DOCUMENT TEXT below:

James Henry Lawrence (26 February 1773 – 17 September 1840) was a British writer. He is known for his utopian novel The Empire of the Nairs, or the Rights of Women, which appeared in English in 1811. It was influenced by the political writing of Mary Wollstonecraft and William Godwin.

==Life==
Lawrence was born in London on 26 February 1773 and baptised at Marylebone on 6 March, the eldest of the five sons of Richard James Lawrence (1745–1830), an absentee slave-owner of Fairfield, Jamaica, and his wife Mary Hall (1747–1815), who had been born on the Worcester plantation in Saint James Parish, Jamaica, and later sat as a model for Benjamin West.

He was educated at Eton College from 1782 to 1790, where he was chosen as Montem poet in 1790, and matriculated at the University of Göttingen on 17 July 1791, together with his father and his brother Charles; he completed his studies at Brunswick in 1792.

Lawrence led an itinerant life, mainly in continental Europe. In 1803, in France with his father, he was arrested, along with other English residents and tourists, and was detained for several years at Verdun. He escaped by passing himself off as an Austrian. He received compensation for the Fairfield estate, under the Slave Compensation Act 1837.

From 1802 onwards he styled himself "the Chevalier Lawrence" and later "Sir James Lawrence, Knight of Malta", a title he used on his title pages and even in his will; no trace of him has, however, been found in the registers of the Order of Malta, and the contemporary Thomas Medwin claimed the cross had been purchased in Paris.
Lawrence died unmarried in London on 17 September 1840, and was buried on 21 September with his parents in the family vault in the burying-ground of St John's Wood Chapel.

== The Empire of the Nairs ==
Lawrence's principal work originated as an essay published in German, when he was twenty, in Christoph Martin Wieland's Neuer Teutscher Merkur in 1793. Expanded into a novel, the text went through some fifteen editions in three languages between 1793 and 1838, all translated by the author himself: Das Paradies der Liebe (Berlin, 1801), L'Empire des Nairs (Paris, 1807, immediately seized by the Napoleonic censorship), and The Empire of the Nairs, or the Rights of Women (London, 1811); the second German edition of 1809 was banned in Prussia as well.

Modelled on the matrilineal system of the Nairs of Malabar, the novel imagines a society without marriage or paternal authority: women inherit property, transmit their name and raise their children alone, while unions are free and revocable. A reader of Mary Wollstonecraft, whom he had discovered during his studies in Germany, Lawrence presented the system as securing the liberty of both sexes. He pursued this critique to the end of his life, notably coining in 1828 the concept of "mariticide", a gendered count, compiled from the French and English press, of spouses killed by their partners.
=== The abolition of fatherhood ===
The target of Lawrence's system is not marriage alone but the institution it carries: fatherhood, on which the whole system of filiation depends. Since paternity can never be certain, he holds it illusory to found descent upon it, and anchors filiation exclusively in motherhood, the only certain parentage; he thereby reverses the standpoint of the legislators of his time, making central not the father's right to secure a posterity but the child's right to a certain origin.

End of DOCUMENT TEXT.

[WHAT IS EXPECTED]:
Pick up the article on James Henry Lawrence after its last sentence and continue it.

DATA SUPPLIED below:

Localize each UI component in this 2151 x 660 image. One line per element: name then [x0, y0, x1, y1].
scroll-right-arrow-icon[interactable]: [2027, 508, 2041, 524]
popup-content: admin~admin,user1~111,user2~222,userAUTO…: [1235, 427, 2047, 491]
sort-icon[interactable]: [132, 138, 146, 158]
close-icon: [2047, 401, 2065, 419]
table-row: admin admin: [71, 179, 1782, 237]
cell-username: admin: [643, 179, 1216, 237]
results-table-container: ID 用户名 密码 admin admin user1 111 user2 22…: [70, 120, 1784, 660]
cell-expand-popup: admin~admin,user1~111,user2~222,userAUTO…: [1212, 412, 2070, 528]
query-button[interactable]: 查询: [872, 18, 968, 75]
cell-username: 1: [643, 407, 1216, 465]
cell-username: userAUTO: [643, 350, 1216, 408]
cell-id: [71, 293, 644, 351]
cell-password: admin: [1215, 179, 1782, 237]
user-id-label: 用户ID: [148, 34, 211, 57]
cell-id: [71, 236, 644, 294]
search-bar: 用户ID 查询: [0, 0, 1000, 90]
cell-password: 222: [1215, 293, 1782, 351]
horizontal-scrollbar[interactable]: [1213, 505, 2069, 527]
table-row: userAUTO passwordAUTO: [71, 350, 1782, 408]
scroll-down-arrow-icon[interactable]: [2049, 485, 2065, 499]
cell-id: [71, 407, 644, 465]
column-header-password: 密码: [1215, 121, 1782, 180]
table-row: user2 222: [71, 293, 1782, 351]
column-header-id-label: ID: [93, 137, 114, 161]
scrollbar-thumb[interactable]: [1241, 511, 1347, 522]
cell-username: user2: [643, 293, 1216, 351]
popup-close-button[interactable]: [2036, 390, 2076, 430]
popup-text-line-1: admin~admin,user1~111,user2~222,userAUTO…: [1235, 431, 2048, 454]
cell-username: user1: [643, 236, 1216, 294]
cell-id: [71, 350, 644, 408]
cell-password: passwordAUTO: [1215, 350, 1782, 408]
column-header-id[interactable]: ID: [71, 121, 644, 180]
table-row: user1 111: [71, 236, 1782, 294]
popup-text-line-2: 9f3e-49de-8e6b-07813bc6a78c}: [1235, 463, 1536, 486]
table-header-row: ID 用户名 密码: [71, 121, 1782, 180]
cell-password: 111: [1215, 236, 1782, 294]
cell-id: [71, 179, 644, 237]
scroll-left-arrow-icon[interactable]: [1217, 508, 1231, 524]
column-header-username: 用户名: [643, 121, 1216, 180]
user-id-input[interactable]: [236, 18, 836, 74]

End of DATA SUPPLIED.

[EXPECTED OUTPUT]:
Lawrence presented this abolition as a reciprocal liberation: marriage was in his eyes a jail confining both sexes, in which the husband was merely the more favoured of the two prisoners; husbands and fathers were to be replaced by sons, brothers and lovers — a programme summed up by the title of the novel's final French version, Plus de Maris ! Plus de Pères ! ("No more husbands! No more fathers!", 1837). Among the critics of marriage of his time, few — such as François Boissel or William Godwin — went as far as proposing the abolition of fatherhood; none imagined, as he did, the exclusive transfer of property to women, uniting reproduction and the means of production in the same hands.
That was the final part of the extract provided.